<<<<

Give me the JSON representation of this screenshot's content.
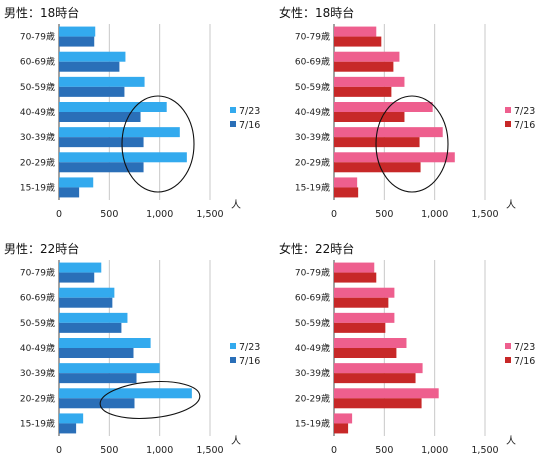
{
  "chart_data": [
    {
      "type": "bar",
      "orientation": "horizontal",
      "title": "男性：18時台",
      "categories": [
        "70-79歳",
        "60-69歳",
        "50-59歳",
        "40-49歳",
        "30-39歳",
        "20-29歳",
        "15-19歳"
      ],
      "series": [
        {
          "name": "7/23",
          "color": "#33aaee",
          "values": [
            360,
            660,
            850,
            1070,
            1200,
            1270,
            340
          ]
        },
        {
          "name": "7/16",
          "color": "#2a6fb8",
          "values": [
            350,
            600,
            650,
            810,
            840,
            840,
            200
          ]
        }
      ],
      "xlim": [
        0,
        1500
      ],
      "xticks": [
        "0",
        "500",
        "1,000",
        "1,500"
      ],
      "unit": "人",
      "highlight": "ellipse"
    },
    {
      "type": "bar",
      "orientation": "horizontal",
      "title": "女性：18時台",
      "categories": [
        "70-79歳",
        "60-69歳",
        "50-59歳",
        "40-49歳",
        "30-39歳",
        "20-29歳",
        "15-19歳"
      ],
      "series": [
        {
          "name": "7/23",
          "color": "#ee5f8e",
          "values": [
            420,
            650,
            700,
            980,
            1080,
            1200,
            230
          ]
        },
        {
          "name": "7/16",
          "color": "#c72828",
          "values": [
            470,
            590,
            570,
            700,
            850,
            860,
            240
          ]
        }
      ],
      "xlim": [
        0,
        1500
      ],
      "xticks": [
        "0",
        "500",
        "1,000",
        "1,500"
      ],
      "unit": "人",
      "highlight": "ellipse"
    },
    {
      "type": "bar",
      "orientation": "horizontal",
      "title": "男性：22時台",
      "categories": [
        "70-79歳",
        "60-69歳",
        "50-59歳",
        "40-49歳",
        "30-39歳",
        "20-29歳",
        "15-19歳"
      ],
      "series": [
        {
          "name": "7/23",
          "color": "#33aaee",
          "values": [
            420,
            550,
            680,
            910,
            1000,
            1320,
            240
          ]
        },
        {
          "name": "7/16",
          "color": "#2a6fb8",
          "values": [
            350,
            530,
            620,
            740,
            770,
            750,
            170
          ]
        }
      ],
      "xlim": [
        0,
        1500
      ],
      "xticks": [
        "0",
        "500",
        "1,000",
        "1,500"
      ],
      "unit": "人",
      "highlight": "ellipse"
    },
    {
      "type": "bar",
      "orientation": "horizontal",
      "title": "女性：22時台",
      "categories": [
        "70-79歳",
        "60-69歳",
        "50-59歳",
        "40-49歳",
        "30-39歳",
        "20-29歳",
        "15-19歳"
      ],
      "series": [
        {
          "name": "7/23",
          "color": "#ee5f8e",
          "values": [
            400,
            600,
            600,
            720,
            880,
            1040,
            180
          ]
        },
        {
          "name": "7/16",
          "color": "#c72828",
          "values": [
            420,
            540,
            510,
            620,
            810,
            870,
            140
          ]
        }
      ],
      "xlim": [
        0,
        1500
      ],
      "xticks": [
        "0",
        "500",
        "1,000",
        "1,500"
      ],
      "unit": "人",
      "highlight": "none"
    }
  ]
}
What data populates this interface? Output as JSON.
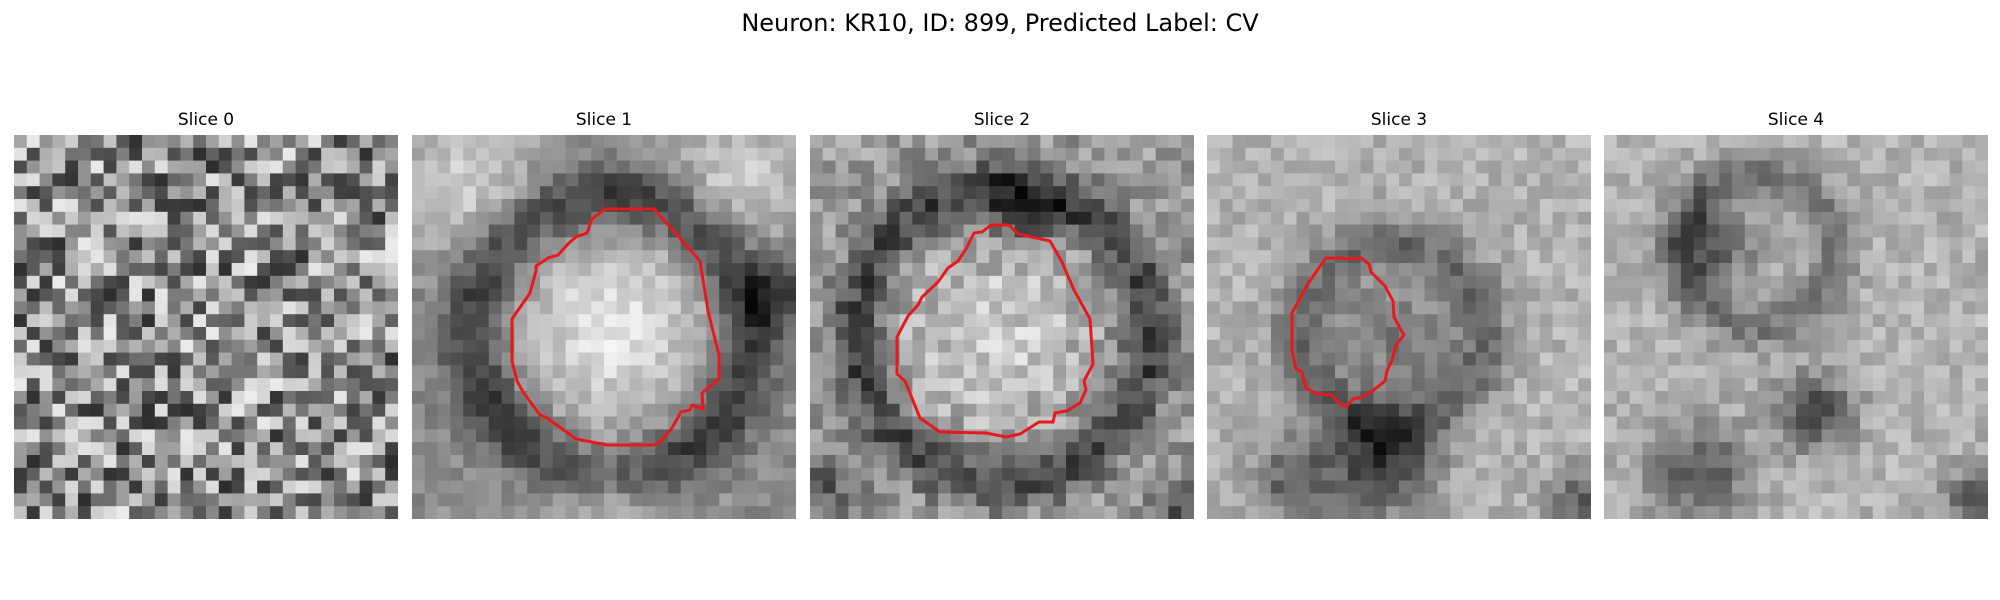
{
  "figure": {
    "title": "Neuron: KR10, ID: 899, Predicted Label: CV"
  },
  "panels": [
    {
      "title": "Slice 0",
      "roi_outline": false
    },
    {
      "title": "Slice 1",
      "roi_outline": true
    },
    {
      "title": "Slice 2",
      "roi_outline": true
    },
    {
      "title": "Slice 3",
      "roi_outline": true
    },
    {
      "title": "Slice 4",
      "roi_outline": false
    }
  ],
  "colors": {
    "roi_outline": "#e8191e",
    "image_colormap": "grayscale"
  }
}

>>>>

Problem requirements - What you return should match the records above word for word, minus the pictures.

Written answer -
Give me the JSON representation of this screenshot's content.
{
  "chart_data": [
    {
      "type": "bar",
      "orientation": "horizontal",
      "title": "男性：18時台",
      "categories": [
        "70-79歳",
        "60-69歳",
        "50-59歳",
        "40-49歳",
        "30-39歳",
        "20-29歳",
        "15-19歳"
      ],
      "series": [
        {
          "name": "7/23",
          "color": "#33aaee",
          "values": [
            360,
            660,
            850,
            1070,
            1200,
            1270,
            340
          ]
        },
        {
          "name": "7/16",
          "color": "#2a6fb8",
          "values": [
            350,
            600,
            650,
            810,
            840,
            840,
            200
          ]
        }
      ],
      "xlim": [
        0,
        1500
      ],
      "xticks": [
        "0",
        "500",
        "1,000",
        "1,500"
      ],
      "unit": "人",
      "highlight": "ellipse"
    },
    {
      "type": "bar",
      "orientation": "horizontal",
      "title": "女性：18時台",
      "categories": [
        "70-79歳",
        "60-69歳",
        "50-59歳",
        "40-49歳",
        "30-39歳",
        "20-29歳",
        "15-19歳"
      ],
      "series": [
        {
          "name": "7/23",
          "color": "#ee5f8e",
          "values": [
            420,
            650,
            700,
            980,
            1080,
            1200,
            230
          ]
        },
        {
          "name": "7/16",
          "color": "#c72828",
          "values": [
            470,
            590,
            570,
            700,
            850,
            860,
            240
          ]
        }
      ],
      "xlim": [
        0,
        1500
      ],
      "xticks": [
        "0",
        "500",
        "1,000",
        "1,500"
      ],
      "unit": "人",
      "highlight": "ellipse"
    },
    {
      "type": "bar",
      "orientation": "horizontal",
      "title": "男性：22時台",
      "categories": [
        "70-79歳",
        "60-69歳",
        "50-59歳",
        "40-49歳",
        "30-39歳",
        "20-29歳",
        "15-19歳"
      ],
      "series": [
        {
          "name": "7/23",
          "color": "#33aaee",
          "values": [
            420,
            550,
            680,
            910,
            1000,
            1320,
            240
          ]
        },
        {
          "name": "7/16",
          "color": "#2a6fb8",
          "values": [
            350,
            530,
            620,
            740,
            770,
            750,
            170
          ]
        }
      ],
      "xlim": [
        0,
        1500
      ],
      "xticks": [
        "0",
        "500",
        "1,000",
        "1,500"
      ],
      "unit": "人",
      "highlight": "ellipse"
    },
    {
      "type": "bar",
      "orientation": "horizontal",
      "title": "女性：22時台",
      "categories": [
        "70-79歳",
        "60-69歳",
        "50-59歳",
        "40-49歳",
        "30-39歳",
        "20-29歳",
        "15-19歳"
      ],
      "series": [
        {
          "name": "7/23",
          "color": "#ee5f8e",
          "values": [
            400,
            600,
            600,
            720,
            880,
            1040,
            180
          ]
        },
        {
          "name": "7/16",
          "color": "#c72828",
          "values": [
            420,
            540,
            510,
            620,
            810,
            870,
            140
          ]
        }
      ],
      "xlim": [
        0,
        1500
      ],
      "xticks": [
        "0",
        "500",
        "1,000",
        "1,500"
      ],
      "unit": "人",
      "highlight": "none"
    }
  ]
}
What data populates this interface? Output as JSON.
{
  "figure": {
    "title": "Neuron: KR10, ID: 899, Predicted Label: CV"
  },
  "panels": [
    {
      "title": "Slice 0",
      "roi_outline": false
    },
    {
      "title": "Slice 1",
      "roi_outline": true
    },
    {
      "title": "Slice 2",
      "roi_outline": true
    },
    {
      "title": "Slice 3",
      "roi_outline": true
    },
    {
      "title": "Slice 4",
      "roi_outline": false
    }
  ],
  "colors": {
    "roi_outline": "#e8191e",
    "image_colormap": "grayscale"
  }
}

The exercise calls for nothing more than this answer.